Task requirements:
Restate every line of the material, word for word.
>> begin Source data
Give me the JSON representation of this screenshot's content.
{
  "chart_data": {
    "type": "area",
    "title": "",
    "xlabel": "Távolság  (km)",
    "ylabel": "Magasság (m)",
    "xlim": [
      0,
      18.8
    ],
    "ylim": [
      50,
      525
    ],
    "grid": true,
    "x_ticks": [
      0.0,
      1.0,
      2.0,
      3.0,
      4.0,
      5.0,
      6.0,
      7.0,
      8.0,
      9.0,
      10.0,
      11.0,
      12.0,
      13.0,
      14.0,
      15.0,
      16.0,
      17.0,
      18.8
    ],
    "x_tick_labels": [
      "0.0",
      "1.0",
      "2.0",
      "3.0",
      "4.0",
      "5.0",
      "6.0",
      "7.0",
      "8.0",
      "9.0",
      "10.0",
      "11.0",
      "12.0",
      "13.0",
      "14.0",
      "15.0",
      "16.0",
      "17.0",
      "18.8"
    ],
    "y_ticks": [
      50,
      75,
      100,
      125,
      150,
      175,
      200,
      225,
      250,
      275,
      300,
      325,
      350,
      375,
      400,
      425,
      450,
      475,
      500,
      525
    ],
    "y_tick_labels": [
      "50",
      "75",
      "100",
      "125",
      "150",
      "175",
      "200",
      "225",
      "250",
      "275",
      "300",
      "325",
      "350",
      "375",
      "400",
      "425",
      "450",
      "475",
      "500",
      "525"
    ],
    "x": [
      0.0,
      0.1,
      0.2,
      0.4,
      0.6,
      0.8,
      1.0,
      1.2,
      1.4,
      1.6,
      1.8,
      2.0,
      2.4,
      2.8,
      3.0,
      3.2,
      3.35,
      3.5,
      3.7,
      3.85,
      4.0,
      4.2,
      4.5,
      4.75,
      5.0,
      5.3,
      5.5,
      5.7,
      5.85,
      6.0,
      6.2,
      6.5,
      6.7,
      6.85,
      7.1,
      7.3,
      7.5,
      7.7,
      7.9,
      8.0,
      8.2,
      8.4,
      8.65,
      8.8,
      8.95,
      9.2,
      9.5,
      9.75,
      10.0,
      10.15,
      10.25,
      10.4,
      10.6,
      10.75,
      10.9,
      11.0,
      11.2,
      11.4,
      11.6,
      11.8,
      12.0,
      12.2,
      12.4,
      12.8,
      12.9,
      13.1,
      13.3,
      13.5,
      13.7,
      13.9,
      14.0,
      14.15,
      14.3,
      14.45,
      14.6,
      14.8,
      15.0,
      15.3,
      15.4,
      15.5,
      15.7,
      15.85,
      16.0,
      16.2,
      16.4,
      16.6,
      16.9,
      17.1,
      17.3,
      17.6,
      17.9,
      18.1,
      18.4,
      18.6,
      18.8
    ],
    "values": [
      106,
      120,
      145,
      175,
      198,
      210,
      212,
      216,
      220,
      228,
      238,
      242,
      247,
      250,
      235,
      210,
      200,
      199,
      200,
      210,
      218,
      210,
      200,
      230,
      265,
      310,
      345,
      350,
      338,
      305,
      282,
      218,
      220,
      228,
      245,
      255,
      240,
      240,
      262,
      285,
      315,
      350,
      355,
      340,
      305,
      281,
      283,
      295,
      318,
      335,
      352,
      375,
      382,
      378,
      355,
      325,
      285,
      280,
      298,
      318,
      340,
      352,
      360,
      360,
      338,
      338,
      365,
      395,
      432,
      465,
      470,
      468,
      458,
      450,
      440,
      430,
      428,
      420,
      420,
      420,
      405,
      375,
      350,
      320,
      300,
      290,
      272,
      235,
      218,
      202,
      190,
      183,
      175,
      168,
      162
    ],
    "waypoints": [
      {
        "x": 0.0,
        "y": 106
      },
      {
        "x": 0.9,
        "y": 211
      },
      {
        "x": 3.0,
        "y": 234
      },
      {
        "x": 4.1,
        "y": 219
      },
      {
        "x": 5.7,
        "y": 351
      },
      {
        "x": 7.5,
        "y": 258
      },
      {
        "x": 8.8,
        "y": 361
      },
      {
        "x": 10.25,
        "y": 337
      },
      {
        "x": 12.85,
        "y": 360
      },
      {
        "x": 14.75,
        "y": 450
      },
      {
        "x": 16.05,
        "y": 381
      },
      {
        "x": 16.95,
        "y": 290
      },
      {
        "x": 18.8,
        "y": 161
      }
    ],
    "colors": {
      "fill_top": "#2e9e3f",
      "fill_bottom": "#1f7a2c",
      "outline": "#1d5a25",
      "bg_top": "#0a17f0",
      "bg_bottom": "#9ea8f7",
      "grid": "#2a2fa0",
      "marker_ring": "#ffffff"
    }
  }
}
>> end Source data
Response to the task:
Give me the JSON representation of this screenshot's content.
{
  "chart_data": {
    "type": "area",
    "title": "",
    "xlabel": "Távolság  (km)",
    "ylabel": "Magasság (m)",
    "xlim": [
      0,
      18.8
    ],
    "ylim": [
      50,
      525
    ],
    "grid": true,
    "x_ticks": [
      0.0,
      1.0,
      2.0,
      3.0,
      4.0,
      5.0,
      6.0,
      7.0,
      8.0,
      9.0,
      10.0,
      11.0,
      12.0,
      13.0,
      14.0,
      15.0,
      16.0,
      17.0,
      18.8
    ],
    "x_tick_labels": [
      "0.0",
      "1.0",
      "2.0",
      "3.0",
      "4.0",
      "5.0",
      "6.0",
      "7.0",
      "8.0",
      "9.0",
      "10.0",
      "11.0",
      "12.0",
      "13.0",
      "14.0",
      "15.0",
      "16.0",
      "17.0",
      "18.8"
    ],
    "y_ticks": [
      50,
      75,
      100,
      125,
      150,
      175,
      200,
      225,
      250,
      275,
      300,
      325,
      350,
      375,
      400,
      425,
      450,
      475,
      500,
      525
    ],
    "y_tick_labels": [
      "50",
      "75",
      "100",
      "125",
      "150",
      "175",
      "200",
      "225",
      "250",
      "275",
      "300",
      "325",
      "350",
      "375",
      "400",
      "425",
      "450",
      "475",
      "500",
      "525"
    ],
    "x": [
      0.0,
      0.1,
      0.2,
      0.4,
      0.6,
      0.8,
      1.0,
      1.2,
      1.4,
      1.6,
      1.8,
      2.0,
      2.4,
      2.8,
      3.0,
      3.2,
      3.35,
      3.5,
      3.7,
      3.85,
      4.0,
      4.2,
      4.5,
      4.75,
      5.0,
      5.3,
      5.5,
      5.7,
      5.85,
      6.0,
      6.2,
      6.5,
      6.7,
      6.85,
      7.1,
      7.3,
      7.5,
      7.7,
      7.9,
      8.0,
      8.2,
      8.4,
      8.65,
      8.8,
      8.95,
      9.2,
      9.5,
      9.75,
      10.0,
      10.15,
      10.25,
      10.4,
      10.6,
      10.75,
      10.9,
      11.0,
      11.2,
      11.4,
      11.6,
      11.8,
      12.0,
      12.2,
      12.4,
      12.8,
      12.9,
      13.1,
      13.3,
      13.5,
      13.7,
      13.9,
      14.0,
      14.15,
      14.3,
      14.45,
      14.6,
      14.8,
      15.0,
      15.3,
      15.4,
      15.5,
      15.7,
      15.85,
      16.0,
      16.2,
      16.4,
      16.6,
      16.9,
      17.1,
      17.3,
      17.6,
      17.9,
      18.1,
      18.4,
      18.6,
      18.8
    ],
    "values": [
      106,
      120,
      145,
      175,
      198,
      210,
      212,
      216,
      220,
      228,
      238,
      242,
      247,
      250,
      235,
      210,
      200,
      199,
      200,
      210,
      218,
      210,
      200,
      230,
      265,
      310,
      345,
      350,
      338,
      305,
      282,
      218,
      220,
      228,
      245,
      255,
      240,
      240,
      262,
      285,
      315,
      350,
      355,
      340,
      305,
      281,
      283,
      295,
      318,
      335,
      352,
      375,
      382,
      378,
      355,
      325,
      285,
      280,
      298,
      318,
      340,
      352,
      360,
      360,
      338,
      338,
      365,
      395,
      432,
      465,
      470,
      468,
      458,
      450,
      440,
      430,
      428,
      420,
      420,
      420,
      405,
      375,
      350,
      320,
      300,
      290,
      272,
      235,
      218,
      202,
      190,
      183,
      175,
      168,
      162
    ],
    "waypoints": [
      {
        "x": 0.0,
        "y": 106
      },
      {
        "x": 0.9,
        "y": 211
      },
      {
        "x": 3.0,
        "y": 234
      },
      {
        "x": 4.1,
        "y": 219
      },
      {
        "x": 5.7,
        "y": 351
      },
      {
        "x": 7.5,
        "y": 258
      },
      {
        "x": 8.8,
        "y": 361
      },
      {
        "x": 10.25,
        "y": 337
      },
      {
        "x": 12.85,
        "y": 360
      },
      {
        "x": 14.75,
        "y": 450
      },
      {
        "x": 16.05,
        "y": 381
      },
      {
        "x": 16.95,
        "y": 290
      },
      {
        "x": 18.8,
        "y": 161
      }
    ],
    "colors": {
      "fill_top": "#2e9e3f",
      "fill_bottom": "#1f7a2c",
      "outline": "#1d5a25",
      "bg_top": "#0a17f0",
      "bg_bottom": "#9ea8f7",
      "grid": "#2a2fa0",
      "marker_ring": "#ffffff"
    }
  }
}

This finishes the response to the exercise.